> **AIM OF THE TASK**: Only the number is wanted: how many lines of the data contain "checked"?

(Stored entries)
— START —
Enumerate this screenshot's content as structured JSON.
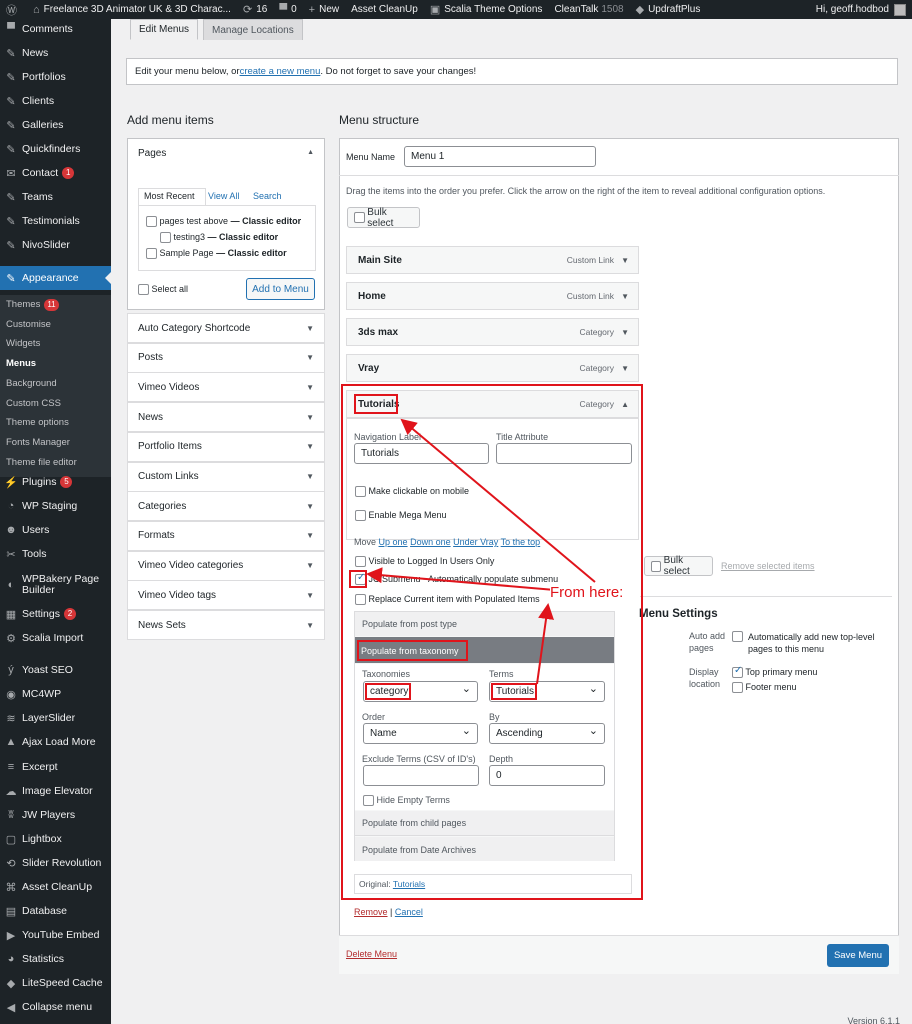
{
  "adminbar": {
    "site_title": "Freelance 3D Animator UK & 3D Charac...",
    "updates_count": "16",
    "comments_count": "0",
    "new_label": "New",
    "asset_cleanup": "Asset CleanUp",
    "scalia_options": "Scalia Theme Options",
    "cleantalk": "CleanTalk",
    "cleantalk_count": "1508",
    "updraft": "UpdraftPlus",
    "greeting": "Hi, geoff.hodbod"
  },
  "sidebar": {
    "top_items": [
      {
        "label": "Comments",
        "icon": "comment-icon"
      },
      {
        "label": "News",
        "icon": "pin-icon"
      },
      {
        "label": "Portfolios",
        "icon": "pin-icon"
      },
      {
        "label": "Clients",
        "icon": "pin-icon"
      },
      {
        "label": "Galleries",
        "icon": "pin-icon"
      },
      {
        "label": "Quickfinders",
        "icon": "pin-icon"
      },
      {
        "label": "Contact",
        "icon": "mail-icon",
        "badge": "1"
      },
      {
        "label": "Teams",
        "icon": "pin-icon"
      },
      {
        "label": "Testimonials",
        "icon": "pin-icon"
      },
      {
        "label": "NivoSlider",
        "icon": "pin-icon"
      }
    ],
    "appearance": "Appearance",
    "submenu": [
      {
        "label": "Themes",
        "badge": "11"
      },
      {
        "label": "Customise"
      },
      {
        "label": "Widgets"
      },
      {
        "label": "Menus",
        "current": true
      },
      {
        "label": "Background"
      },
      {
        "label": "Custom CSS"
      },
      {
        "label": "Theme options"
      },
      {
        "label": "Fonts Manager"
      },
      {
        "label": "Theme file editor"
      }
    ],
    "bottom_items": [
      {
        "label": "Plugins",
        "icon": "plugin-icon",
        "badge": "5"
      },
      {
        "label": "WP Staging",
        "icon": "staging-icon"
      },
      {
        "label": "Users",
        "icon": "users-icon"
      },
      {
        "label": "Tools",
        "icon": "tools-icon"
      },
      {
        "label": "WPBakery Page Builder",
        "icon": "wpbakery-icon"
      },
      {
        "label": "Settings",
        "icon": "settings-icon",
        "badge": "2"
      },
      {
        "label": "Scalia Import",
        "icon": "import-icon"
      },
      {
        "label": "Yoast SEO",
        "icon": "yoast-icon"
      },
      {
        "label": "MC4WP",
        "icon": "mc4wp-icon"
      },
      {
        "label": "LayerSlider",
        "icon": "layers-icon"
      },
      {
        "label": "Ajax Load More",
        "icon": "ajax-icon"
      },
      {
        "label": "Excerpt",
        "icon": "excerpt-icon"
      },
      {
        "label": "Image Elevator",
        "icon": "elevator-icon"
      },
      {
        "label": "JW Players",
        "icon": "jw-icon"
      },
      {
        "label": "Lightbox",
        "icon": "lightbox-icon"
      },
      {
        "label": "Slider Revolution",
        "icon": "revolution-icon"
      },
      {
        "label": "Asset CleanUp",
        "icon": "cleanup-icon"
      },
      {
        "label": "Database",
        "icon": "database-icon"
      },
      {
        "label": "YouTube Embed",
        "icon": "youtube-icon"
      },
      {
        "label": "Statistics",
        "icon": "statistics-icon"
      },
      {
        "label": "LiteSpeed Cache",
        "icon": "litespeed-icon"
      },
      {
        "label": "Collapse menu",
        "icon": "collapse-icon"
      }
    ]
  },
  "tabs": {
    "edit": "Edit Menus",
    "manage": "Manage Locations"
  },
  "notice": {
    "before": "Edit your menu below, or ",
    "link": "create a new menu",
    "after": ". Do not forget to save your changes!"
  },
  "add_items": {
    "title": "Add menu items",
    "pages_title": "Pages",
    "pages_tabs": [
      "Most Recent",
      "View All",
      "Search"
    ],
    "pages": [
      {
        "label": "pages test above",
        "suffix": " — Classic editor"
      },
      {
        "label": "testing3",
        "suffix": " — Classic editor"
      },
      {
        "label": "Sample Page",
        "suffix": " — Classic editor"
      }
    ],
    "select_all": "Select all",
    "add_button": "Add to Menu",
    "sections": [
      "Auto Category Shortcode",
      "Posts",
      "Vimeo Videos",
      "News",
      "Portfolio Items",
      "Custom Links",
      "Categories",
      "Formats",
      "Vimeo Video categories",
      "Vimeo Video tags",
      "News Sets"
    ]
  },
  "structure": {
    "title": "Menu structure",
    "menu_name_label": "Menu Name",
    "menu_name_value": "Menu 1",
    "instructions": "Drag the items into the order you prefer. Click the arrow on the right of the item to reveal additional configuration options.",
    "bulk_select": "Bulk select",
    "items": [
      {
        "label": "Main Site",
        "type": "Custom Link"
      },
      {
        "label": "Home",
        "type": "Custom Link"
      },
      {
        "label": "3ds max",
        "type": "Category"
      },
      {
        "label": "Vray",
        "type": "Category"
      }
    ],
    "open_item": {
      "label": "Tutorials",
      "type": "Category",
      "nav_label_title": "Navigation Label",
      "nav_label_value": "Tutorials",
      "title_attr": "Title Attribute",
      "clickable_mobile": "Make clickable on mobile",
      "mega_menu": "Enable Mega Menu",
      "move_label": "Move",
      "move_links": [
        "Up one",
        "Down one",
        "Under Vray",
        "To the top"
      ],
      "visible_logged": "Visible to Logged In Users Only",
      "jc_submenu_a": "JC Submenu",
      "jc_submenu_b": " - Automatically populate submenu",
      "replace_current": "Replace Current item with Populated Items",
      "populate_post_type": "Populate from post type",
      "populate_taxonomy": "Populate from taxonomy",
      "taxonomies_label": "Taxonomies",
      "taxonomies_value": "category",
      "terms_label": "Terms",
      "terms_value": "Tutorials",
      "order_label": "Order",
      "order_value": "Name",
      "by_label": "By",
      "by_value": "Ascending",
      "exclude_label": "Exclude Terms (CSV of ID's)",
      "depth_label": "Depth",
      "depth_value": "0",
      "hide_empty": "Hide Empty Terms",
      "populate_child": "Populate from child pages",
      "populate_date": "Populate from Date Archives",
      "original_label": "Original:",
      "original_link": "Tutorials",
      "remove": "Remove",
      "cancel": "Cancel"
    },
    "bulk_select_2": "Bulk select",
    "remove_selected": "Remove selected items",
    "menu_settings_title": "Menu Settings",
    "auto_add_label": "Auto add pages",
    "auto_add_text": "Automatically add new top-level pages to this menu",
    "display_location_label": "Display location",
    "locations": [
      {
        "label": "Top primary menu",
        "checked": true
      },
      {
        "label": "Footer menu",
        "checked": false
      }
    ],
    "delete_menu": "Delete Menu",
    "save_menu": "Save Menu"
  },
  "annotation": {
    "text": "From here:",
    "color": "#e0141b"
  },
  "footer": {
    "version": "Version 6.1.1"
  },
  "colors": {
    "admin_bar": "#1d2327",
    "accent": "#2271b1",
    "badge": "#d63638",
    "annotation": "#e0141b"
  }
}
— END —
— START —
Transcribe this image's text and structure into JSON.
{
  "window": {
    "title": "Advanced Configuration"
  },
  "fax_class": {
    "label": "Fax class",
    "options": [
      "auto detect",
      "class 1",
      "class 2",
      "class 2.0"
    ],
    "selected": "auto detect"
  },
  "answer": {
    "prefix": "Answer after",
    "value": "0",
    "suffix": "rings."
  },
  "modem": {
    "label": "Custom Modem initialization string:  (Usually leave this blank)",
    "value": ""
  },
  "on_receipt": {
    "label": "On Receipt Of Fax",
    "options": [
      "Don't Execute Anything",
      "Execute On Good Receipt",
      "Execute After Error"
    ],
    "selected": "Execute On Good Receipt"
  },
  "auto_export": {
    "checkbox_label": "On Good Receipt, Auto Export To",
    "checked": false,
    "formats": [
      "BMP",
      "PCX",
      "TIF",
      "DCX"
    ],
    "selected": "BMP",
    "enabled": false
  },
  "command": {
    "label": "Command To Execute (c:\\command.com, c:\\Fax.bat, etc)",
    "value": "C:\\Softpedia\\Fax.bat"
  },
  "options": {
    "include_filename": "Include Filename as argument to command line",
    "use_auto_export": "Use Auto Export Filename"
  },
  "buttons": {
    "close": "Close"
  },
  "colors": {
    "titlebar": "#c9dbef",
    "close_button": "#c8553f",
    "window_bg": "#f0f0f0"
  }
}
— END —
> **COMPLETED EXERCISE**: 3